▶ **Records from a data collection**:
- - -

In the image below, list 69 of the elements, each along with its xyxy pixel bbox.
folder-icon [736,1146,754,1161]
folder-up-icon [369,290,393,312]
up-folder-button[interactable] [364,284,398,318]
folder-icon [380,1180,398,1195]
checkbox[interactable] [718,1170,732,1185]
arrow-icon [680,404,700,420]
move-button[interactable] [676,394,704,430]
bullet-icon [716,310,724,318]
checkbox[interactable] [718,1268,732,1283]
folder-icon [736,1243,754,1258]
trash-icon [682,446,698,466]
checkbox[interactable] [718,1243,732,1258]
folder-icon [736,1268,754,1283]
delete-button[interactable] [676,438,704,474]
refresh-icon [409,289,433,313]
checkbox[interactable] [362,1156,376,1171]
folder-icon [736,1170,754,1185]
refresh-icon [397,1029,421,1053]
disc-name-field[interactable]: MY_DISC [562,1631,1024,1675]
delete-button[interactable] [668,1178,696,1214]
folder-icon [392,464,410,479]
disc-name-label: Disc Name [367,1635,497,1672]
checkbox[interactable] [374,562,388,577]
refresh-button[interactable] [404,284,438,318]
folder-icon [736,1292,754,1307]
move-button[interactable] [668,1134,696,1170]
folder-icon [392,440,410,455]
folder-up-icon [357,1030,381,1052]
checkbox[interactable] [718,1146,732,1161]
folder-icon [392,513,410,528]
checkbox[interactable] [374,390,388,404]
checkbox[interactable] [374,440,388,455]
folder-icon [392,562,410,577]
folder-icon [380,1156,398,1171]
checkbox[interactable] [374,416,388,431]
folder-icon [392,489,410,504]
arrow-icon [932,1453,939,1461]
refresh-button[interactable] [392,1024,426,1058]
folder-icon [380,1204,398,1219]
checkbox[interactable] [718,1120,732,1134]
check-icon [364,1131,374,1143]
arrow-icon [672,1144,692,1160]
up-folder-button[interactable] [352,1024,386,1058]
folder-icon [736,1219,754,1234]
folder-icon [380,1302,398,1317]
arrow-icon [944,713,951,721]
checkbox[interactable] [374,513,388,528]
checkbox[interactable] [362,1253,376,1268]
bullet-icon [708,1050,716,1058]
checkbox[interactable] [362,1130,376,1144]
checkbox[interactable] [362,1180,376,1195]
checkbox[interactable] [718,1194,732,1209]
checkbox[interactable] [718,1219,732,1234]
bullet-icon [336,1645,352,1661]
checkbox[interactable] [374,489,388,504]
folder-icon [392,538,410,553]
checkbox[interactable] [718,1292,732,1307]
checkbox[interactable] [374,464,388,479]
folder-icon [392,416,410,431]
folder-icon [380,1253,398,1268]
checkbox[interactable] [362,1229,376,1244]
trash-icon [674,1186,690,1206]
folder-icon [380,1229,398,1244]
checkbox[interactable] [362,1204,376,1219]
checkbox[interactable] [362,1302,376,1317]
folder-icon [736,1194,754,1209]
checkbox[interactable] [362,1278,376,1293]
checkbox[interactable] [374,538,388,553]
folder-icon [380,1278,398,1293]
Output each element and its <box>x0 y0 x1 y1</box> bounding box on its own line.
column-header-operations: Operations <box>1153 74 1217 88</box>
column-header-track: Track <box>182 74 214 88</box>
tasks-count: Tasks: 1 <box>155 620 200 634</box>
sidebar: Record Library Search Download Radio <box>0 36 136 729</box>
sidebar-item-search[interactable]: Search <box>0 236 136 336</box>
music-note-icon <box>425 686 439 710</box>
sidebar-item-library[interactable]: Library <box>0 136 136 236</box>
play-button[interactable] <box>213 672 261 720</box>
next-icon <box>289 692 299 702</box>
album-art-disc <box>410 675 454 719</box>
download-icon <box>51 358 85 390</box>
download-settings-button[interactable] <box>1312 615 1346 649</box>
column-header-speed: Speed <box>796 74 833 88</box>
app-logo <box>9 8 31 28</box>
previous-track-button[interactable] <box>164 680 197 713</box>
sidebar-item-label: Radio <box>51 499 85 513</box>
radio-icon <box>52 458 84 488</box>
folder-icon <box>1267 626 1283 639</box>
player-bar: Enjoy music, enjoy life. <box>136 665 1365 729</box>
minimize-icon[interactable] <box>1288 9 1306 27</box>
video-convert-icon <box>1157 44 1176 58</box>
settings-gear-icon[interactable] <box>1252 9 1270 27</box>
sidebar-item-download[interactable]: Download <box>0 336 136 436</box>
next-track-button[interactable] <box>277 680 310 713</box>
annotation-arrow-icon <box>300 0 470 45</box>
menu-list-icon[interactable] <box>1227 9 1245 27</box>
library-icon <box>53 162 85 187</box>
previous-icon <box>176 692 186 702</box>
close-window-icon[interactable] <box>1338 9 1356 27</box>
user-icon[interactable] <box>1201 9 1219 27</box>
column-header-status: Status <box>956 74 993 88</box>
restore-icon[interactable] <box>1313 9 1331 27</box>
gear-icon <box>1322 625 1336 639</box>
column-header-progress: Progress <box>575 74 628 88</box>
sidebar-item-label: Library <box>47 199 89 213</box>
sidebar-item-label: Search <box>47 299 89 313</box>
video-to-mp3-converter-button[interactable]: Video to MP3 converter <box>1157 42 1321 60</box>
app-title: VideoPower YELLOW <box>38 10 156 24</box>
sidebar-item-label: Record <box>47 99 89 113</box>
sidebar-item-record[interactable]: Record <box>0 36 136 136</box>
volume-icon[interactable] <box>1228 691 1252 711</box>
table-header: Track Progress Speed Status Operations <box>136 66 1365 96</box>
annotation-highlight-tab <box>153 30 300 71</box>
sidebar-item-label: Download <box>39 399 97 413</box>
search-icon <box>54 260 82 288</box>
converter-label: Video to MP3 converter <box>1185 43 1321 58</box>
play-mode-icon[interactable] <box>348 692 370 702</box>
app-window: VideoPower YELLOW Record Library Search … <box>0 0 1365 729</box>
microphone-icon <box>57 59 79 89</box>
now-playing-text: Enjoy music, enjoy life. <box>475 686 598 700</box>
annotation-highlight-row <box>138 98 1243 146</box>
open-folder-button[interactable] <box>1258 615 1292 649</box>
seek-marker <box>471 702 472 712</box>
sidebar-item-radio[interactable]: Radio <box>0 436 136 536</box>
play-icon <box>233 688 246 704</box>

- - -

▶ **Aim of the task**:
Turn every line of the material above into a numbered list, omitting any blank lines.

▶ **Complete output**:
1. In the image below, list 69 of the elements, each along with its xyxy pixel bbox.
2. folder-icon [736,1146,754,1161]
3. folder-up-icon [369,290,393,312]
4. up-folder-button[interactable] [364,284,398,318]
5. folder-icon [380,1180,398,1195]
6. checkbox[interactable] [718,1170,732,1185]
7. arrow-icon [680,404,700,420]
8. move-button[interactable] [676,394,704,430]
9. bullet-icon [716,310,724,318]
10. checkbox[interactable] [718,1268,732,1283]
11. folder-icon [736,1243,754,1258]
12. trash-icon [682,446,698,466]
13. checkbox[interactable] [718,1243,732,1258]
14. folder-icon [736,1268,754,1283]
15. delete-button[interactable] [676,438,704,474]
16. refresh-icon [409,289,433,313]
17. checkbox[interactable] [362,1156,376,1171]
18. folder-icon [736,1170,754,1185]
19. refresh-icon [397,1029,421,1053]
20. disc-name-field[interactable]: MY_DISC [562,1631,1024,1675]
21. delete-button[interactable] [668,1178,696,1214]
22. folder-icon [392,464,410,479]
23. disc-name-label: Disc Name [367,1635,497,1672]
24. checkbox[interactable] [374,562,388,577]
25. refresh-button[interactable] [404,284,438,318]
26. folder-icon [736,1292,754,1307]
27. move-button[interactable] [668,1134,696,1170]
28. folder-icon [392,440,410,455]
29. folder-up-icon [357,1030,381,1052]
30. checkbox[interactable] [718,1146,732,1161]
31. folder-icon [392,513,410,528]
32. checkbox[interactable] [374,390,388,404]
33. checkbox[interactable] [374,440,388,455]
34. folder-icon [392,562,410,577]
35. folder-icon [380,1156,398,1171]
36. checkbox[interactable] [374,416,388,431]
37. folder-icon [392,489,410,504]
38. arrow-icon [932,1453,939,1461]
39. refresh-button[interactable] [392,1024,426,1058]
40. folder-icon [380,1204,398,1219]
41. checkbox[interactable] [718,1120,732,1134]
42. check-icon [364,1131,374,1143]
43. arrow-icon [672,1144,692,1160]
44. up-folder-button[interactable] [352,1024,386,1058]
45. folder-icon [736,1219,754,1234]
46. folder-icon [380,1302,398,1317]
47. arrow-icon [944,713,951,721]
48. checkbox[interactable] [374,513,388,528]
49. checkbox[interactable] [362,1253,376,1268]
50. bullet-icon [708,1050,716,1058]
51. checkbox[interactable] [362,1130,376,1144]
52. checkbox[interactable] [362,1180,376,1195]
53. checkbox[interactable] [718,1194,732,1209]
54. checkbox[interactable] [718,1219,732,1234]
55. bullet-icon [336,1645,352,1661]
56. checkbox[interactable] [374,489,388,504]
57. folder-icon [392,538,410,553]
58. checkbox[interactable] [718,1292,732,1307]
59. checkbox[interactable] [374,464,388,479]
60. folder-icon [392,416,410,431]
61. folder-icon [380,1253,398,1268]
62. checkbox[interactable] [362,1229,376,1244]
63. trash-icon [674,1186,690,1206]
64. folder-icon [380,1229,398,1244]
65. checkbox[interactable] [362,1204,376,1219]
66. checkbox[interactable] [362,1302,376,1317]
67. folder-icon [736,1194,754,1209]
68. checkbox[interactable] [362,1278,376,1293]
69. checkbox[interactable] [374,538,388,553]
70. folder-icon [380,1278,398,1293]
71. Output each element and its <box>x0 y0 x1 y1</box> bounding box on its own line.
72. column-header-operations: Operations <box>1153 74 1217 88</box>
73. column-header-track: Track <box>182 74 214 88</box>
74. tasks-count: Tasks: 1 <box>155 620 200 634</box>
75. sidebar: Record Library Search Download Radio <box>0 36 136 729</box>
76. sidebar-item-search[interactable]: Search <box>0 236 136 336</box>
77. music-note-icon <box>425 686 439 710</box>
78. sidebar-item-library[interactable]: Library <box>0 136 136 236</box>
79. play-button[interactable] <box>213 672 261 720</box>
80. next-icon <box>289 692 299 702</box>
81. album-art-disc <box>410 675 454 719</box>
82. download-icon <box>51 358 85 390</box>
83. download-settings-button[interactable] <box>1312 615 1346 649</box>
84. column-header-speed: Speed <box>796 74 833 88</box>
85. app-logo <box>9 8 31 28</box>
86. previous-track-button[interactable] <box>164 680 197 713</box>
87. sidebar-item-label: Radio <box>51 499 85 513</box>
88. radio-icon <box>52 458 84 488</box>
89. folder-icon <box>1267 626 1283 639</box>
90. player-bar: Enjoy music, enjoy life. <box>136 665 1365 729</box>
91. minimize-icon[interactable] <box>1288 9 1306 27</box>
92. video-convert-icon <box>1157 44 1176 58</box>
93. settings-gear-icon[interactable] <box>1252 9 1270 27</box>
94. sidebar-item-download[interactable]: Download <box>0 336 136 436</box>
95. next-track-button[interactable] <box>277 680 310 713</box>
96. annotation-arrow-icon <box>300 0 470 45</box>
97. menu-list-icon[interactable] <box>1227 9 1245 27</box>
98. library-icon <box>53 162 85 187</box>
99. previous-icon <box>176 692 186 702</box>
100. close-window-icon[interactable] <box>1338 9 1356 27</box>
101. user-icon[interactable] <box>1201 9 1219 27</box>
102. column-header-status: Status <box>956 74 993 88</box>
103. restore-icon[interactable] <box>1313 9 1331 27</box>
104. gear-icon <box>1322 625 1336 639</box>
105. column-header-progress: Progress <box>575 74 628 88</box>
106. sidebar-item-label: Library <box>47 199 89 213</box>
107. sidebar-item-label: Search <box>47 299 89 313</box>
108. video-to-mp3-converter-button[interactable]: Video to MP3 converter <box>1157 42 1321 60</box>
109. app-title: VideoPower YELLOW <box>38 10 156 24</box>
110. sidebar-item-label: Record <box>47 99 89 113</box>
111. sidebar-item-record[interactable]: Record <box>0 36 136 136</box>
112. volume-icon[interactable] <box>1228 691 1252 711</box>
113. table-header: Track Progress Speed Status Operations <box>136 66 1365 96</box>
114. annotation-highlight-tab <box>153 30 300 71</box>
115. sidebar-item-label: Download <box>39 399 97 413</box>
116. search-icon <box>54 260 82 288</box>
117. converter-label: Video to MP3 converter <box>1185 43 1321 58</box>
118. play-mode-icon[interactable] <box>348 692 370 702</box>
119. app-window: VideoPower YELLOW Record Library Search … <box>0 0 1365 729</box>
120. microphone-icon <box>57 59 79 89</box>
121. now-playing-text: Enjoy music, enjoy life. <box>475 686 598 700</box>
122. annotation-highlight-row <box>138 98 1243 146</box>
123. open-folder-button[interactable] <box>1258 615 1292 649</box>
124. seek-marker <box>471 702 472 712</box>
125. sidebar-item-radio[interactable]: Radio <box>0 436 136 536</box>
126. play-icon <box>233 688 246 704</box>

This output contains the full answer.